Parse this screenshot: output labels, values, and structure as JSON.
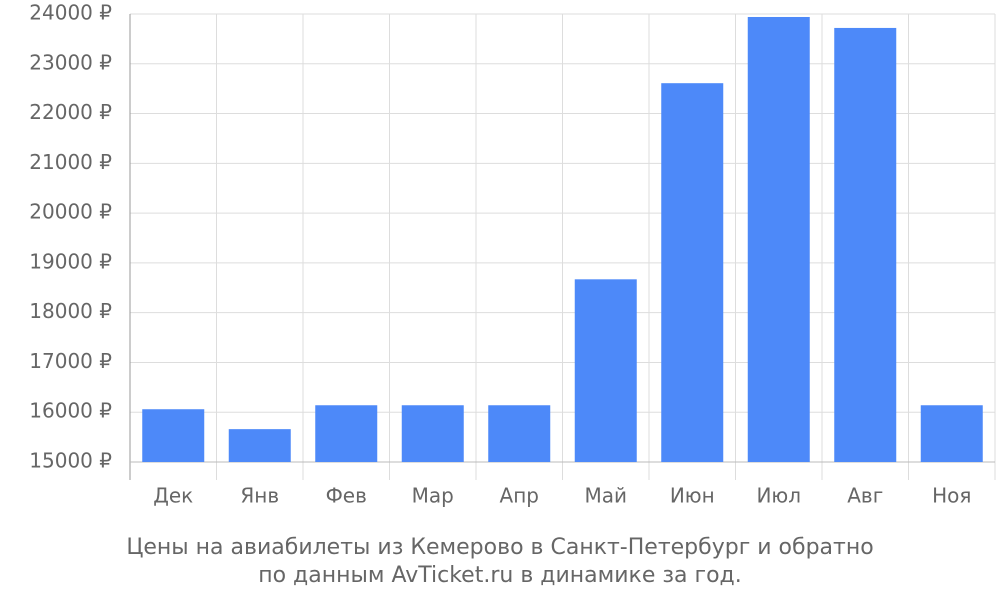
{
  "chart_data": {
    "type": "bar",
    "title": [
      "Цены на авиабилеты из Кемерово в Санкт-Петербург и обратно",
      "по данным AvTicket.ru в динамике за год."
    ],
    "categories": [
      "Дек",
      "Янв",
      "Фев",
      "Мар",
      "Апр",
      "Май",
      "Июн",
      "Июл",
      "Авг",
      "Ноя"
    ],
    "values": [
      16060,
      15660,
      16140,
      16140,
      16140,
      18670,
      22610,
      23940,
      23720,
      16140
    ],
    "color": "#4d89f9",
    "ylim": [
      15000,
      24000
    ],
    "yticks": [
      {
        "value": 15000,
        "label": "15000 ₽"
      },
      {
        "value": 16000,
        "label": "16000 ₽"
      },
      {
        "value": 17000,
        "label": "17000 ₽"
      },
      {
        "value": 18000,
        "label": "18000 ₽"
      },
      {
        "value": 19000,
        "label": "19000 ₽"
      },
      {
        "value": 20000,
        "label": "20000 ₽"
      },
      {
        "value": 21000,
        "label": "21000 ₽"
      },
      {
        "value": 22000,
        "label": "22000 ₽"
      },
      {
        "value": 23000,
        "label": "23000 ₽"
      },
      {
        "value": 24000,
        "label": "24000 ₽"
      }
    ],
    "grid": true
  }
}
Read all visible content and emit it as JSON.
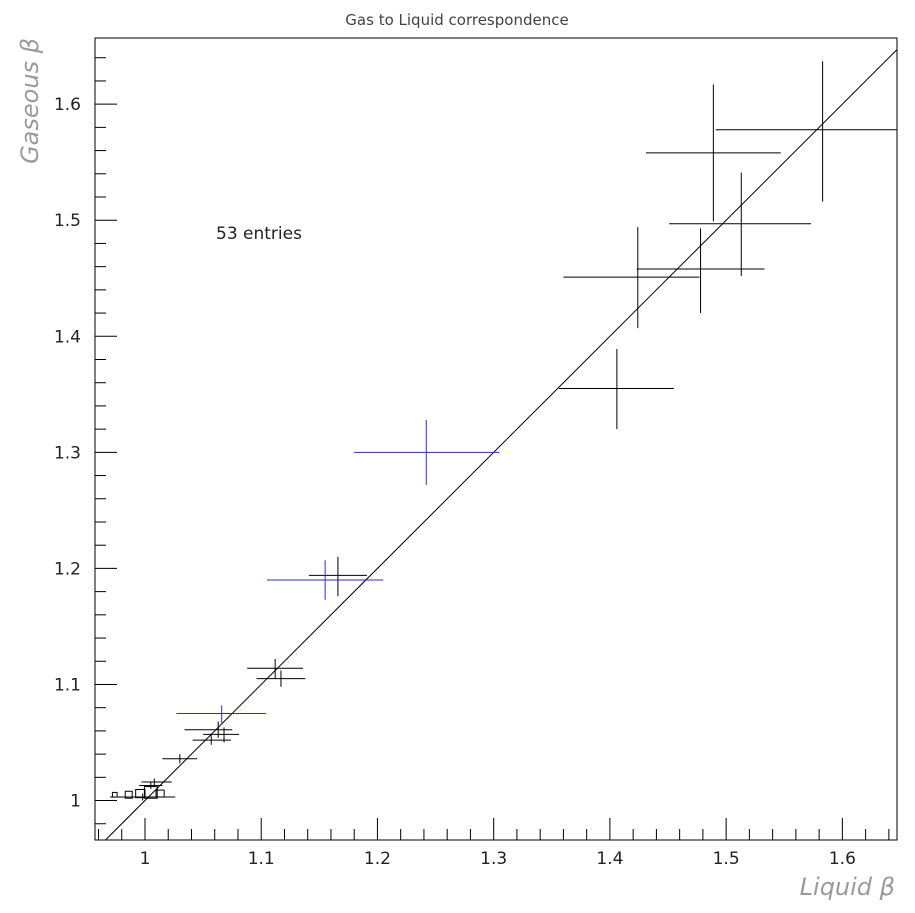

Brief: Return from the data every line that holds "values".

Written response:
Parse this screenshot: output labels, values, and structure as JSON.
    "values": [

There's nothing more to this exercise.